#### Exercise prompt:
Make an exact copy of the entries below.

#### Listed records:
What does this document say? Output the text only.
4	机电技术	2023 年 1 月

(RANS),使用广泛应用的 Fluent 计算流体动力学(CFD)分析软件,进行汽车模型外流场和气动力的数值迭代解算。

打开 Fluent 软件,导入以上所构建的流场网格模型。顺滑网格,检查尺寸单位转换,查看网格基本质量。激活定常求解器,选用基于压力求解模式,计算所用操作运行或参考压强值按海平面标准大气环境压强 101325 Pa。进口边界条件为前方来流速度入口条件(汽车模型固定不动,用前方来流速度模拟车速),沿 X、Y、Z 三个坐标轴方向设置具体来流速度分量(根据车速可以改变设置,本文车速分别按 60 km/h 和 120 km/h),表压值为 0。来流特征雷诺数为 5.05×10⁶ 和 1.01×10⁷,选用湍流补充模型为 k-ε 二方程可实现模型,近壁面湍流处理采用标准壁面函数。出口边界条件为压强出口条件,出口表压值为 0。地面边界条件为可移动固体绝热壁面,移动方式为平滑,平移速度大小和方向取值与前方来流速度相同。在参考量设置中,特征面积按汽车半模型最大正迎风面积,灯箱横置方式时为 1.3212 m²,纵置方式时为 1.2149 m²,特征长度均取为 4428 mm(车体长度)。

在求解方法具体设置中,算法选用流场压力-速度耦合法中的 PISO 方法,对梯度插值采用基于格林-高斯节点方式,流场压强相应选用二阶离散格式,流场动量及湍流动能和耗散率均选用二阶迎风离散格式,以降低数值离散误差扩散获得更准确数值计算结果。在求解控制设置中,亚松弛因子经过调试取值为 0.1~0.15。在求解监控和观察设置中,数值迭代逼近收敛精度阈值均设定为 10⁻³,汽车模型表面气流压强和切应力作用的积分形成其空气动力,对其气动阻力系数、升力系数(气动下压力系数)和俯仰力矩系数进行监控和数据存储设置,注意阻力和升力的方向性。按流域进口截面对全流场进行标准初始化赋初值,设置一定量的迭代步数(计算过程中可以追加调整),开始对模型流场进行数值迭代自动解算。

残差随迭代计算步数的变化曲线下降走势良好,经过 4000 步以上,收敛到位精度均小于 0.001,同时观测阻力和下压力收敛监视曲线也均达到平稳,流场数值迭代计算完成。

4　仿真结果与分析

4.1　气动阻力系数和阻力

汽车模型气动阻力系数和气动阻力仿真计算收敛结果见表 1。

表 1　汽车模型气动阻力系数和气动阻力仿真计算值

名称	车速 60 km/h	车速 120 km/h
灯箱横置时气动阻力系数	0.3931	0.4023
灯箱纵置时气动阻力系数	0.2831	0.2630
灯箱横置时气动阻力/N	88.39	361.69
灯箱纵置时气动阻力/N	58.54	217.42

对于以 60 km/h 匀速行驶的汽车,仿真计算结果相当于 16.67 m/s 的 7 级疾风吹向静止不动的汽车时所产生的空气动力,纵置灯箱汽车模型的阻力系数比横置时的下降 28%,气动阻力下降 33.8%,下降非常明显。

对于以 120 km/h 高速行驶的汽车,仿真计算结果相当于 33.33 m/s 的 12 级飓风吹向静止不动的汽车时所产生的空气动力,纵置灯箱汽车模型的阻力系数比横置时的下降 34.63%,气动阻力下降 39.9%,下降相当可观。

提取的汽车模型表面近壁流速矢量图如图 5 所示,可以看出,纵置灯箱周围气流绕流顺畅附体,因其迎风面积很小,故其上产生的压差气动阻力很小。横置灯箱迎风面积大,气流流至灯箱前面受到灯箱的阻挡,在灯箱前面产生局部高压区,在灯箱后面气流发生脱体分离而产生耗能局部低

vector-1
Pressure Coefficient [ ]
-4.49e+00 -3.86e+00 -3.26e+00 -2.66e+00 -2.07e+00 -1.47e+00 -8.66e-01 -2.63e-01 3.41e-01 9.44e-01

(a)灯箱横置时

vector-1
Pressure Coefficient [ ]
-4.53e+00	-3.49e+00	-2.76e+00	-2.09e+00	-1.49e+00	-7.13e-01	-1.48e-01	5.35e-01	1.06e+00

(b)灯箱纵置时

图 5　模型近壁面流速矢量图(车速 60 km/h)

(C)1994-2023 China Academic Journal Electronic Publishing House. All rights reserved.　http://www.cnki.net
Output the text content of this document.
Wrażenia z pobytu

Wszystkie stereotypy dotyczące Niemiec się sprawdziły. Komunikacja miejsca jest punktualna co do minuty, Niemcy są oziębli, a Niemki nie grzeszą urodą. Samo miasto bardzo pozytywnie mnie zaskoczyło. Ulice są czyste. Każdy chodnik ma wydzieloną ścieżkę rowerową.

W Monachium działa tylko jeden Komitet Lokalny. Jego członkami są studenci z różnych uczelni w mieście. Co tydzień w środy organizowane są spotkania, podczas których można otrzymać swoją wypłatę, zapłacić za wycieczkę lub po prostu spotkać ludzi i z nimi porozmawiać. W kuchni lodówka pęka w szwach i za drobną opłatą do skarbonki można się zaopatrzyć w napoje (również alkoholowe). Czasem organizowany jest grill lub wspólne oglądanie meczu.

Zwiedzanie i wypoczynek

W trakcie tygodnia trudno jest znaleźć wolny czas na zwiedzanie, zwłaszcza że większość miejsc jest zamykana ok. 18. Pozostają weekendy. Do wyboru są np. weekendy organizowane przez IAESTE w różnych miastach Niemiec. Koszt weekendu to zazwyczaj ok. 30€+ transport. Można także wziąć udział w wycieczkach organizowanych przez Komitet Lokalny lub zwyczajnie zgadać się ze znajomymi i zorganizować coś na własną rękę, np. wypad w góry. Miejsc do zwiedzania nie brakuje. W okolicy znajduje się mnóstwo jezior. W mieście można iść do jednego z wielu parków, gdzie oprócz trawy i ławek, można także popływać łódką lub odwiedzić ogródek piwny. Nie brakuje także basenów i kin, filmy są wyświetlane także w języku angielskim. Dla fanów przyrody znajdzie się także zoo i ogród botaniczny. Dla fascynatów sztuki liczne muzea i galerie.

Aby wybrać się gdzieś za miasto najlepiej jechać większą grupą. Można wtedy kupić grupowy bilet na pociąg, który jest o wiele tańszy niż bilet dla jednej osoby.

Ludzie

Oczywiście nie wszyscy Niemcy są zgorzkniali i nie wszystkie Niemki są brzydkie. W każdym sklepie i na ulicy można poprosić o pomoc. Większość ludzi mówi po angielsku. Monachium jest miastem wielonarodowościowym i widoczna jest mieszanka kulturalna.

#### Correct response:
What does this document say? Output the text only.
4	机电技术	2023 年 1 月

(RANS),使用广泛应用的 Fluent 计算流体动力学(CFD)分析软件,进行汽车模型外流场和气动力的数值迭代解算。

打开 Fluent 软件,导入以上所构建的流场网格模型。顺滑网格,检查尺寸单位转换,查看网格基本质量。激活定常求解器,选用基于压力求解模式,计算所用操作运行或参考压强值按海平面标准大气环境压强 101325 Pa。进口边界条件为前方来流速度入口条件(汽车模型固定不动,用前方来流速度模拟车速),沿 X、Y、Z 三个坐标轴方向设置具体来流速度分量(根据车速可以改变设置,本文车速分别按 60 km/h 和 120 km/h),表压值为 0。来流特征雷诺数为 5.05×10⁶ 和 1.01×10⁷,选用湍流补充模型为 k-ε 二方程可实现模型,近壁面湍流处理采用标准壁面函数。出口边界条件为压强出口条件,出口表压值为 0。地面边界条件为可移动固体绝热壁面,移动方式为平滑,平移速度大小和方向取值与前方来流速度相同。在参考量设置中,特征面积按汽车半模型最大正迎风面积,灯箱横置方式时为 1.3212 m²,纵置方式时为 1.2149 m²,特征长度均取为 4428 mm(车体长度)。

在求解方法具体设置中,算法选用流场压力-速度耦合法中的 PISO 方法,对梯度插值采用基于格林-高斯节点方式,流场压强相应选用二阶离散格式,流场动量及湍流动能和耗散率均选用二阶迎风离散格式,以降低数值离散误差扩散获得更准确数值计算结果。在求解控制设置中,亚松弛因子经过调试取值为 0.1~0.15。在求解监控和观察设置中,数值迭代逼近收敛精度阈值均设定为 10⁻³,汽车模型表面气流压强和切应力作用的积分形成其空气动力,对其气动阻力系数、升力系数(气动下压力系数)和俯仰力矩系数进行监控和数据存储设置,注意阻力和升力的方向性。按流域进口截面对全流场进行标准初始化赋初值,设置一定量的迭代步数(计算过程中可以追加调整),开始对模型流场进行数值迭代自动解算。

残差随迭代计算步数的变化曲线下降走势良好,经过 4000 步以上,收敛到位精度均小于 0.001,同时观测阻力和下压力收敛监视曲线也均达到平稳,流场数值迭代计算完成。

4　仿真结果与分析

4.1　气动阻力系数和阻力

汽车模型气动阻力系数和气动阻力仿真计算收敛结果见表 1。

表 1　汽车模型气动阻力系数和气动阻力仿真计算值

名称	车速 60 km/h	车速 120 km/h
灯箱横置时气动阻力系数	0.3931	0.4023
灯箱纵置时气动阻力系数	0.2831	0.2630
灯箱横置时气动阻力/N	88.39	361.69
灯箱纵置时气动阻力/N	58.54	217.42

对于以 60 km/h 匀速行驶的汽车,仿真计算结果相当于 16.67 m/s 的 7 级疾风吹向静止不动的汽车时所产生的空气动力,纵置灯箱汽车模型的阻力系数比横置时的下降 28%,气动阻力下降 33.8%,下降非常明显。

对于以 120 km/h 高速行驶的汽车,仿真计算结果相当于 33.33 m/s 的 12 级飓风吹向静止不动的汽车时所产生的空气动力,纵置灯箱汽车模型的阻力系数比横置时的下降 34.63%,气动阻力下降 39.9%,下降相当可观。

提取的汽车模型表面近壁流速矢量图如图 5 所示,可以看出,纵置灯箱周围气流绕流顺畅附体,因其迎风面积很小,故其上产生的压差气动阻力很小。横置灯箱迎风面积大,气流流至灯箱前面受到灯箱的阻挡,在灯箱前面产生局部高压区,在灯箱后面气流发生脱体分离而产生耗能局部低

vector-1
Pressure Coefficient [ ]
-4.49e+00 -3.86e+00 -3.26e+00 -2.66e+00 -2.07e+00 -1.47e+00 -8.66e-01 -2.63e-01 3.41e-01 9.44e-01

(a)灯箱横置时

vector-1
Pressure Coefficient [ ]
-4.53e+00	-3.49e+00	-2.76e+00	-2.09e+00	-1.49e+00	-7.13e-01	-1.48e-01	5.35e-01	1.06e+00

(b)灯箱纵置时

图 5　模型近壁面流速矢量图(车速 60 km/h)

(C)1994-2023 China Academic Journal Electronic Publishing House. All rights reserved.　http://www.cnki.net
Output the text content of this document.
Wrażenia z pobytu

Wszystkie stereotypy dotyczące Niemiec się sprawdziły. Komunikacja miejsca jest punktualna co do minuty, Niemcy są oziębli, a Niemki nie grzeszą urodą. Samo miasto bardzo pozytywnie mnie zaskoczyło. Ulice są czyste. Każdy chodnik ma wydzieloną ścieżkę rowerową.

W Monachium działa tylko jeden Komitet Lokalny. Jego członkami są studenci z różnych uczelni w mieście. Co tydzień w środy organizowane są spotkania, podczas których można otrzymać swoją wypłatę, zapłacić za wycieczkę lub po prostu spotkać ludzi i z nimi porozmawiać. W kuchni lodówka pęka w szwach i za drobną opłatą do skarbonki można się zaopatrzyć w napoje (również alkoholowe). Czasem organizowany jest grill lub wspólne oglądanie meczu.

Zwiedzanie i wypoczynek

W trakcie tygodnia trudno jest znaleźć wolny czas na zwiedzanie, zwłaszcza że większość miejsc jest zamykana ok. 18. Pozostają weekendy. Do wyboru są np. weekendy organizowane przez IAESTE w różnych miastach Niemiec. Koszt weekendu to zazwyczaj ok. 30€+ transport. Można także wziąć udział w wycieczkach organizowanych przez Komitet Lokalny lub zwyczajnie zgadać się ze znajomymi i zorganizować coś na własną rękę, np. wypad w góry. Miejsc do zwiedzania nie brakuje. W okolicy znajduje się mnóstwo jezior. W mieście można iść do jednego z wielu parków, gdzie oprócz trawy i ławek, można także popływać łódką lub odwiedzić ogródek piwny. Nie brakuje także basenów i kin, filmy są wyświetlane także w języku angielskim. Dla fanów przyrody znajdzie się także zoo i ogród botaniczny. Dla fascynatów sztuki liczne muzea i galerie.

Aby wybrać się gdzieś za miasto najlepiej jechać większą grupą. Można wtedy kupić grupowy bilet na pociąg, który jest o wiele tańszy niż bilet dla jednej osoby.

Ludzie

Oczywiście nie wszyscy Niemcy są zgorzkniali i nie wszystkie Niemki są brzydkie. W każdym sklepie i na ulicy można poprosić o pomoc. Większość ludzi mówi po angielsku. Monachium jest miastem wielonarodowościowym i widoczna jest mieszanka kulturalna.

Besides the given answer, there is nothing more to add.